- **Task details**: Each line below should be retyped exactly, with no pictures.

- **Record list**:
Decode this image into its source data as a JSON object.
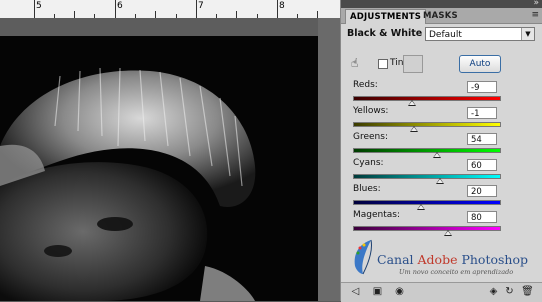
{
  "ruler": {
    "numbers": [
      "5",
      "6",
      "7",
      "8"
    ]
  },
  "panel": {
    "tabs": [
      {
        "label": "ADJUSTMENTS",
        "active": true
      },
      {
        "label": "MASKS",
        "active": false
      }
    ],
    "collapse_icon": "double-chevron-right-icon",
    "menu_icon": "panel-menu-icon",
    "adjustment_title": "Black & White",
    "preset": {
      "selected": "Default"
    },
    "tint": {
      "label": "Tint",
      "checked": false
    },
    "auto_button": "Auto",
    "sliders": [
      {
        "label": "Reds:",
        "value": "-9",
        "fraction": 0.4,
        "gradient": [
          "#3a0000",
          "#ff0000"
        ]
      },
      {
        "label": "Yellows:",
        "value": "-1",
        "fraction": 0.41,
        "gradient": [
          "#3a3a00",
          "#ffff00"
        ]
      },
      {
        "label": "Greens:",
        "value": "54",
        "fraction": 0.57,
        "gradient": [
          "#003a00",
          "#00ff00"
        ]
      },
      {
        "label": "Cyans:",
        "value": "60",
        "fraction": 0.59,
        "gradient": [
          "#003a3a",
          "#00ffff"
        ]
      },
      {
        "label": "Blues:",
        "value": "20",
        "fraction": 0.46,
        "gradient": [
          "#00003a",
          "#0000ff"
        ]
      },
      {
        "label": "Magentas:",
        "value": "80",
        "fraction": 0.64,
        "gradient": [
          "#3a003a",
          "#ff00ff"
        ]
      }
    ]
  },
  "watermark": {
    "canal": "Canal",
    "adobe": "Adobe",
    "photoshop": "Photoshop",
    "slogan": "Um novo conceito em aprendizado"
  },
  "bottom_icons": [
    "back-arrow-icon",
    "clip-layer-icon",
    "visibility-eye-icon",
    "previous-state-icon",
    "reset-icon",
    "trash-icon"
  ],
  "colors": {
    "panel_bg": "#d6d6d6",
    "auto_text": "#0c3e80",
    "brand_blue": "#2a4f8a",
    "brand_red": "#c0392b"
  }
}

- **Exercise result**:
Decode this image into its source data as a JSON object.
{
  "ruler": {
    "numbers": [
      "5",
      "6",
      "7",
      "8"
    ]
  },
  "panel": {
    "tabs": [
      {
        "label": "ADJUSTMENTS",
        "active": true
      },
      {
        "label": "MASKS",
        "active": false
      }
    ],
    "collapse_icon": "double-chevron-right-icon",
    "menu_icon": "panel-menu-icon",
    "adjustment_title": "Black & White",
    "preset": {
      "selected": "Default"
    },
    "tint": {
      "label": "Tint",
      "checked": false
    },
    "auto_button": "Auto",
    "sliders": [
      {
        "label": "Reds:",
        "value": "-9",
        "fraction": 0.4,
        "gradient": [
          "#3a0000",
          "#ff0000"
        ]
      },
      {
        "label": "Yellows:",
        "value": "-1",
        "fraction": 0.41,
        "gradient": [
          "#3a3a00",
          "#ffff00"
        ]
      },
      {
        "label": "Greens:",
        "value": "54",
        "fraction": 0.57,
        "gradient": [
          "#003a00",
          "#00ff00"
        ]
      },
      {
        "label": "Cyans:",
        "value": "60",
        "fraction": 0.59,
        "gradient": [
          "#003a3a",
          "#00ffff"
        ]
      },
      {
        "label": "Blues:",
        "value": "20",
        "fraction": 0.46,
        "gradient": [
          "#00003a",
          "#0000ff"
        ]
      },
      {
        "label": "Magentas:",
        "value": "80",
        "fraction": 0.64,
        "gradient": [
          "#3a003a",
          "#ff00ff"
        ]
      }
    ]
  },
  "watermark": {
    "canal": "Canal",
    "adobe": "Adobe",
    "photoshop": "Photoshop",
    "slogan": "Um novo conceito em aprendizado"
  },
  "bottom_icons": [
    "back-arrow-icon",
    "clip-layer-icon",
    "visibility-eye-icon",
    "previous-state-icon",
    "reset-icon",
    "trash-icon"
  ],
  "colors": {
    "panel_bg": "#d6d6d6",
    "auto_text": "#0c3e80",
    "brand_blue": "#2a4f8a",
    "brand_red": "#c0392b"
  }
}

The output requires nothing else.